AIM OF THE TASK.
Identify each line below that contains the word "tCKChoreoKey", and copy it out.

EXERCISE DATA.
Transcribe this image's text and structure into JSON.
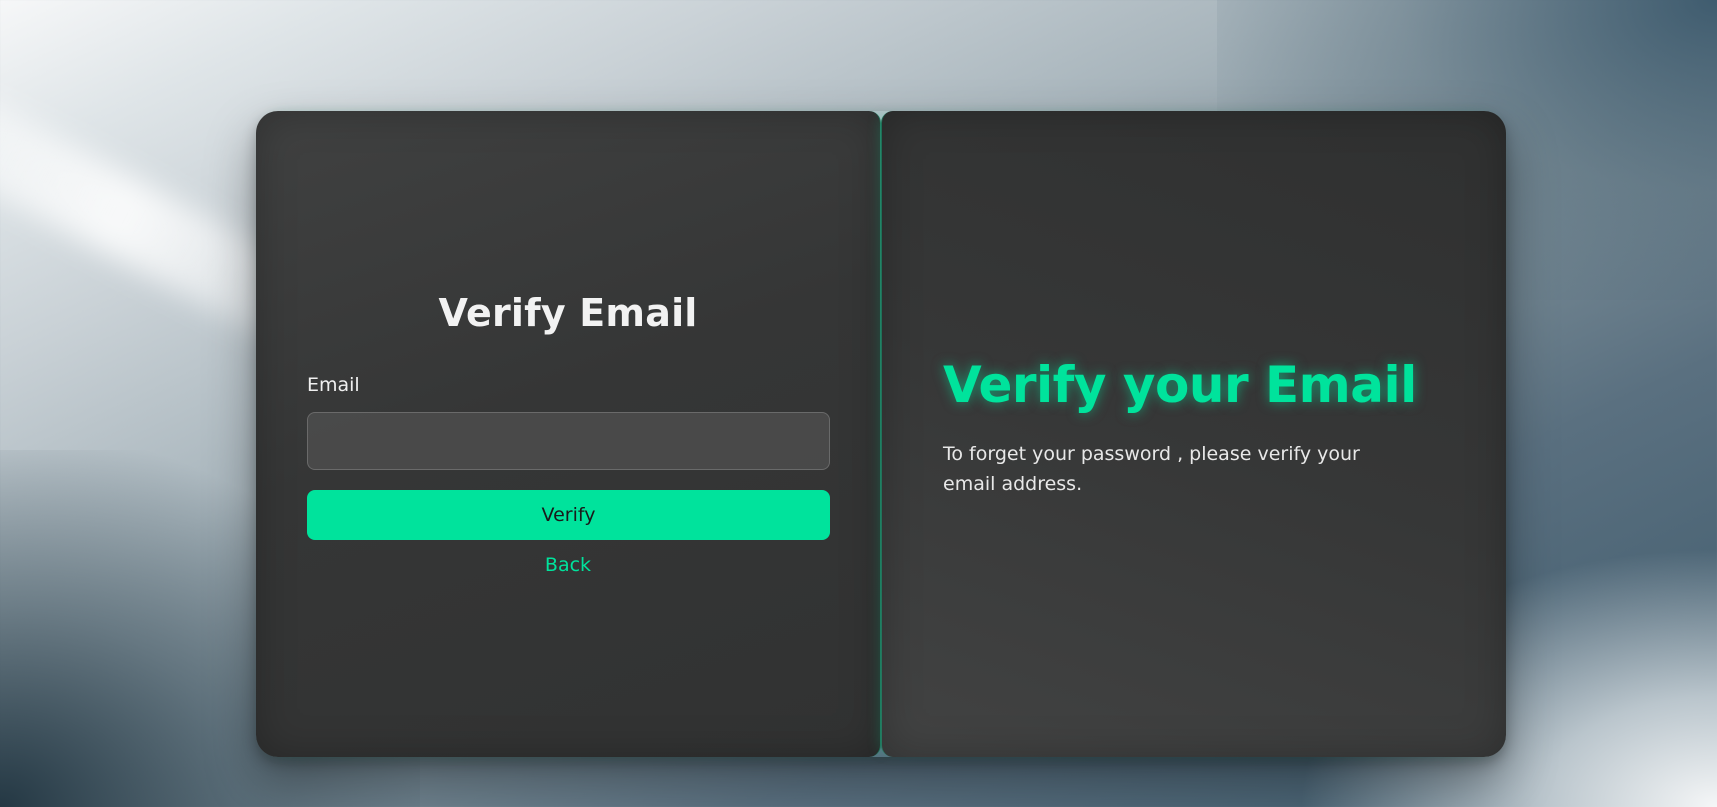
{
  "form": {
    "title": "Verify Email",
    "email_label": "Email",
    "email_value": "",
    "email_placeholder": "",
    "verify_label": "Verify",
    "back_label": "Back"
  },
  "info": {
    "title": "Verify your Email",
    "description": "To forget your password , please verify your email address."
  },
  "colors": {
    "accent": "#00e39c",
    "panel": "#3a3b3b"
  }
}
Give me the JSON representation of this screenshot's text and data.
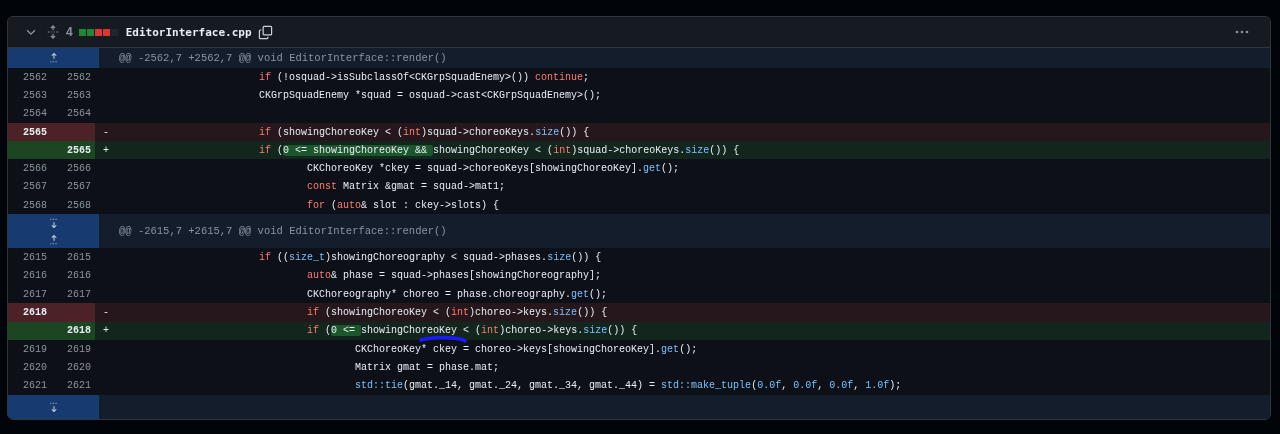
{
  "file": {
    "expanded": true,
    "change_count": "4",
    "diffstat": [
      {
        "kind": "added"
      },
      {
        "kind": "added"
      },
      {
        "kind": "deleted"
      },
      {
        "kind": "deleted"
      },
      {
        "kind": "neutral"
      }
    ],
    "name": "EditorInterface.cpp"
  },
  "hunks": [
    {
      "expanders": [
        {
          "kind": "up"
        }
      ],
      "header": "@@ -2562,7 +2562,7 @@ void EditorInterface::render()",
      "lines": [
        {
          "kind": "context",
          "old": "2562",
          "new": "2562",
          "tokens": [
            {
              "t": "\t\t\tif",
              "kind": "kw"
            },
            {
              "t": " (!osquad->isSubclassOf<CKGrpSquadEnemy>()) ",
              "kind": "plain"
            },
            {
              "t": "continue",
              "kind": "kw"
            },
            {
              "t": ";",
              "kind": "plain"
            }
          ]
        },
        {
          "kind": "context",
          "old": "2563",
          "new": "2563",
          "tokens": [
            {
              "t": "\t\t\tCKGrpSquadEnemy *squad = osquad->cast<CKGrpSquadEnemy>();",
              "kind": "plain"
            }
          ]
        },
        {
          "kind": "context",
          "old": "2564",
          "new": "2564"
        },
        {
          "kind": "deleted",
          "old": "2565",
          "sign": "-",
          "tokens": [
            {
              "t": "\t\t\tif",
              "kind": "kw"
            },
            {
              "t": " (showingChoreoKey < (",
              "kind": "plain"
            },
            {
              "t": "int",
              "kind": "kw"
            },
            {
              "t": ")squad->choreoKeys.",
              "kind": "plain"
            },
            {
              "t": "size",
              "kind": "fn"
            },
            {
              "t": "()) {",
              "kind": "plain"
            }
          ]
        },
        {
          "kind": "added",
          "new": "2565",
          "sign": "+",
          "tokens": [
            {
              "t": "\t\t\tif",
              "kind": "kw"
            },
            {
              "t": " (",
              "kind": "plain"
            },
            {
              "t": "0 <= showingChoreoKey && ",
              "kind": "change"
            },
            {
              "t": "showingChoreoKey < (",
              "kind": "plain"
            },
            {
              "t": "int",
              "kind": "kw"
            },
            {
              "t": ")squad->choreoKeys.",
              "kind": "plain"
            },
            {
              "t": "size",
              "kind": "fn"
            },
            {
              "t": "()) {",
              "kind": "plain"
            }
          ]
        },
        {
          "kind": "context",
          "old": "2566",
          "new": "2566",
          "tokens": [
            {
              "t": "\t\t\t\tCKChoreoKey *ckey = squad->choreoKeys[showingChoreoKey].",
              "kind": "plain"
            },
            {
              "t": "get",
              "kind": "fn"
            },
            {
              "t": "();",
              "kind": "plain"
            }
          ]
        },
        {
          "kind": "context",
          "old": "2567",
          "new": "2567",
          "tokens": [
            {
              "t": "\t\t\t\tconst",
              "kind": "kw"
            },
            {
              "t": " Matrix &gmat = squad->mat1;",
              "kind": "plain"
            }
          ]
        },
        {
          "kind": "context",
          "old": "2568",
          "new": "2568",
          "tokens": [
            {
              "t": "\t\t\t\tfor",
              "kind": "kw"
            },
            {
              "t": " (",
              "kind": "plain"
            },
            {
              "t": "auto",
              "kind": "kw"
            },
            {
              "t": "& slot : ckey->slots) {",
              "kind": "plain"
            }
          ]
        }
      ]
    },
    {
      "expanders": [
        {
          "kind": "down"
        },
        {
          "kind": "up"
        }
      ],
      "header": "@@ -2615,7 +2615,7 @@ void EditorInterface::render()",
      "lines": [
        {
          "kind": "context",
          "old": "2615",
          "new": "2615",
          "tokens": [
            {
              "t": "\t\t\tif",
              "kind": "kw"
            },
            {
              "t": " ((",
              "kind": "plain"
            },
            {
              "t": "size_t",
              "kind": "fn"
            },
            {
              "t": ")showingChoreography < squad->phases.",
              "kind": "plain"
            },
            {
              "t": "size",
              "kind": "fn"
            },
            {
              "t": "()) {",
              "kind": "plain"
            }
          ]
        },
        {
          "kind": "context",
          "old": "2616",
          "new": "2616",
          "tokens": [
            {
              "t": "\t\t\t\tauto",
              "kind": "kw"
            },
            {
              "t": "& phase = squad->phases[showingChoreography];",
              "kind": "plain"
            }
          ]
        },
        {
          "kind": "context",
          "old": "2617",
          "new": "2617",
          "tokens": [
            {
              "t": "\t\t\t\tCKChoreography* choreo = phase.choreography.",
              "kind": "plain"
            },
            {
              "t": "get",
              "kind": "fn"
            },
            {
              "t": "();",
              "kind": "plain"
            }
          ]
        },
        {
          "kind": "deleted",
          "old": "2618",
          "sign": "-",
          "tokens": [
            {
              "t": "\t\t\t\tif",
              "kind": "kw"
            },
            {
              "t": " (showingChoreoKey < (",
              "kind": "plain"
            },
            {
              "t": "int",
              "kind": "kw"
            },
            {
              "t": ")choreo->keys.",
              "kind": "plain"
            },
            {
              "t": "size",
              "kind": "fn"
            },
            {
              "t": "()) {",
              "kind": "plain"
            }
          ]
        },
        {
          "kind": "added",
          "new": "2618",
          "sign": "+",
          "annotation": {
            "kind": "scribble"
          },
          "tokens": [
            {
              "t": "\t\t\t\tif",
              "kind": "kw"
            },
            {
              "t": " (",
              "kind": "plain"
            },
            {
              "t": "0 <= ",
              "kind": "change"
            },
            {
              "t": "showingChoreoKey < (",
              "kind": "plain"
            },
            {
              "t": "int",
              "kind": "kw"
            },
            {
              "t": ")choreo->keys.",
              "kind": "plain"
            },
            {
              "t": "size",
              "kind": "fn"
            },
            {
              "t": "()) {",
              "kind": "plain"
            }
          ]
        },
        {
          "kind": "context",
          "old": "2619",
          "new": "2619",
          "tokens": [
            {
              "t": "\t\t\t\t\tCKChoreoKey* ckey = choreo->keys[showingChoreoKey].",
              "kind": "plain"
            },
            {
              "t": "get",
              "kind": "fn"
            },
            {
              "t": "();",
              "kind": "plain"
            }
          ]
        },
        {
          "kind": "context",
          "old": "2620",
          "new": "2620",
          "tokens": [
            {
              "t": "\t\t\t\t\tMatrix gmat = phase.mat;",
              "kind": "plain"
            }
          ]
        },
        {
          "kind": "context",
          "old": "2621",
          "new": "2621",
          "tokens": [
            {
              "t": "\t\t\t\t\tstd::tie",
              "kind": "fn"
            },
            {
              "t": "(gmat._14, gmat._24, gmat._34, gmat._44) = ",
              "kind": "plain"
            },
            {
              "t": "std::make_tuple",
              "kind": "fn"
            },
            {
              "t": "(",
              "kind": "plain"
            },
            {
              "t": "0.0f",
              "kind": "num"
            },
            {
              "t": ", ",
              "kind": "plain"
            },
            {
              "t": "0.0f",
              "kind": "num"
            },
            {
              "t": ", ",
              "kind": "plain"
            },
            {
              "t": "0.0f",
              "kind": "num"
            },
            {
              "t": ", ",
              "kind": "plain"
            },
            {
              "t": "1.0f",
              "kind": "num"
            },
            {
              "t": ");",
              "kind": "plain"
            }
          ]
        }
      ]
    }
  ],
  "footer_expanders": [
    {
      "kind": "down"
    }
  ]
}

RESULT OF THE TASK.
              "t": "\t\t\t\tCKChoreoKey *ckey = squad->choreoKeys[showingChoreoKey].",
              "t": "\t\t\t\t\tCKChoreoKey* ckey = choreo->keys[showingChoreoKey].",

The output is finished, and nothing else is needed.